## What to produce:
Check each line of the records below for the string "Sipil", then state how many lines contain it, with no other output.

======

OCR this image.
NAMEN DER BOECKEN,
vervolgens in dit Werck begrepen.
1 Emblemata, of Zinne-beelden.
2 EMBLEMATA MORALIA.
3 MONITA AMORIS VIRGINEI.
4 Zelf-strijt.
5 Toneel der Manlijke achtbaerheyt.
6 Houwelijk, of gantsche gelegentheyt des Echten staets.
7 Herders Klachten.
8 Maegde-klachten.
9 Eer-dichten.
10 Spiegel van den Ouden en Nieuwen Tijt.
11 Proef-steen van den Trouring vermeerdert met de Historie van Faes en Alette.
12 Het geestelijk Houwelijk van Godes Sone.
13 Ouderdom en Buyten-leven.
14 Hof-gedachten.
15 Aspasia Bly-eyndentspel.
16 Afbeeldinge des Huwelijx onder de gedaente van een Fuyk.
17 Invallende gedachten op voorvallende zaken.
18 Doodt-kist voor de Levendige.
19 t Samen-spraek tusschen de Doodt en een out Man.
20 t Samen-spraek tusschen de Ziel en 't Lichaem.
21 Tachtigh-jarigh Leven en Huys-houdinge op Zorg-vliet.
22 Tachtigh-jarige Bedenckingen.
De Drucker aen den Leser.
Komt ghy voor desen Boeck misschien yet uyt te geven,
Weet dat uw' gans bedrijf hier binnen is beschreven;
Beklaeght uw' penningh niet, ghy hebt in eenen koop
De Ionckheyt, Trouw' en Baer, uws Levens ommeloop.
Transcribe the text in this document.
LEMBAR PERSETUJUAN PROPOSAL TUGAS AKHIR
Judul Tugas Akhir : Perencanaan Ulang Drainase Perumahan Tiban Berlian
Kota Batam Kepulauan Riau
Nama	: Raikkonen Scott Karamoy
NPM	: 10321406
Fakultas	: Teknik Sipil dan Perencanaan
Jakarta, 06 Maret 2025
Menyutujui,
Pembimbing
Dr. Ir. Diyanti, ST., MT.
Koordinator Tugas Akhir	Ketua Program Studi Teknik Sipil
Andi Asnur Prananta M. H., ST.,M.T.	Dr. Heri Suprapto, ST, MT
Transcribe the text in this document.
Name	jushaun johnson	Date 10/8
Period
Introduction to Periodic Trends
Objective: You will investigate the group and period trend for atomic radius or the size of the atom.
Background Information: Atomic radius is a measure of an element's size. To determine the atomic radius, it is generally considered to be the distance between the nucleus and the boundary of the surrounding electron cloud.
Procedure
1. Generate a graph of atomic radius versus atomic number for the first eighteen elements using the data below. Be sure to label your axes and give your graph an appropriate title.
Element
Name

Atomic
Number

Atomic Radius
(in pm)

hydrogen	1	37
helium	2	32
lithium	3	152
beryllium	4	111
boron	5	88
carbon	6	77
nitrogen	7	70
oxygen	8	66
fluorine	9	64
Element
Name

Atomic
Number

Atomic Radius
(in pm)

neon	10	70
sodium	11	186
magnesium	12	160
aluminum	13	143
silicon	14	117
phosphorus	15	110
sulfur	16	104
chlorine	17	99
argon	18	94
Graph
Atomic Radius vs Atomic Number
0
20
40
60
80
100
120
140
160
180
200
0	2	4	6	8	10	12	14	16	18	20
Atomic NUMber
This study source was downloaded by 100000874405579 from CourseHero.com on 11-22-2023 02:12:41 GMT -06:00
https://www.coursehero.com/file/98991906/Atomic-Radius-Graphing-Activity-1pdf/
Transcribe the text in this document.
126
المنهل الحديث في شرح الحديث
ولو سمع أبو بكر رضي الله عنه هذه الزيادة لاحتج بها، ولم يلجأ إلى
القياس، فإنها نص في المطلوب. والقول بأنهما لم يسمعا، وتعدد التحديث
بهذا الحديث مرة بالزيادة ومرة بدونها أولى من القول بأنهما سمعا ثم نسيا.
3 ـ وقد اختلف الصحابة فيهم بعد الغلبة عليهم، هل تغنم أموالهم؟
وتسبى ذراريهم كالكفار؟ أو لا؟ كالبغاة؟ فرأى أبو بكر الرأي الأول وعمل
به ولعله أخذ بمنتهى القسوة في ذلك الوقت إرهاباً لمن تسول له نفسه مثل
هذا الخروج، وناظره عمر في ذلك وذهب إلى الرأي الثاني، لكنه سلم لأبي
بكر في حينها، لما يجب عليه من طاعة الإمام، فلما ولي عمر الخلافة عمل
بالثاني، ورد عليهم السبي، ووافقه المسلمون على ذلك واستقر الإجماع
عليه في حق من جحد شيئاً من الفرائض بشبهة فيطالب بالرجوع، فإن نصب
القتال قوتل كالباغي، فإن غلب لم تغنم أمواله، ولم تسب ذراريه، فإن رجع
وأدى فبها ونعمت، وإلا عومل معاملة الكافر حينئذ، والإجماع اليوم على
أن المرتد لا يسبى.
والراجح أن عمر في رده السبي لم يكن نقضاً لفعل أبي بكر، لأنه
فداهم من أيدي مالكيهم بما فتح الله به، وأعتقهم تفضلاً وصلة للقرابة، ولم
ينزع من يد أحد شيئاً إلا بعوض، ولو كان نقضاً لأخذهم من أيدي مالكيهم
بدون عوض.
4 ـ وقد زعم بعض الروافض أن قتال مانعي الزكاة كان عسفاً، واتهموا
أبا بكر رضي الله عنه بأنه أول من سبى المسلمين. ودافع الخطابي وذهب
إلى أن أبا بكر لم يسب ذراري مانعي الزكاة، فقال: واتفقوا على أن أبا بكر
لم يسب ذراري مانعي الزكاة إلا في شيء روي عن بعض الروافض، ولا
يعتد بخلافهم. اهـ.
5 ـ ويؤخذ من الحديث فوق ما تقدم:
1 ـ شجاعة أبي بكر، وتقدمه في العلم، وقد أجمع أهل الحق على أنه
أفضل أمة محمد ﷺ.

======

## Task result:
2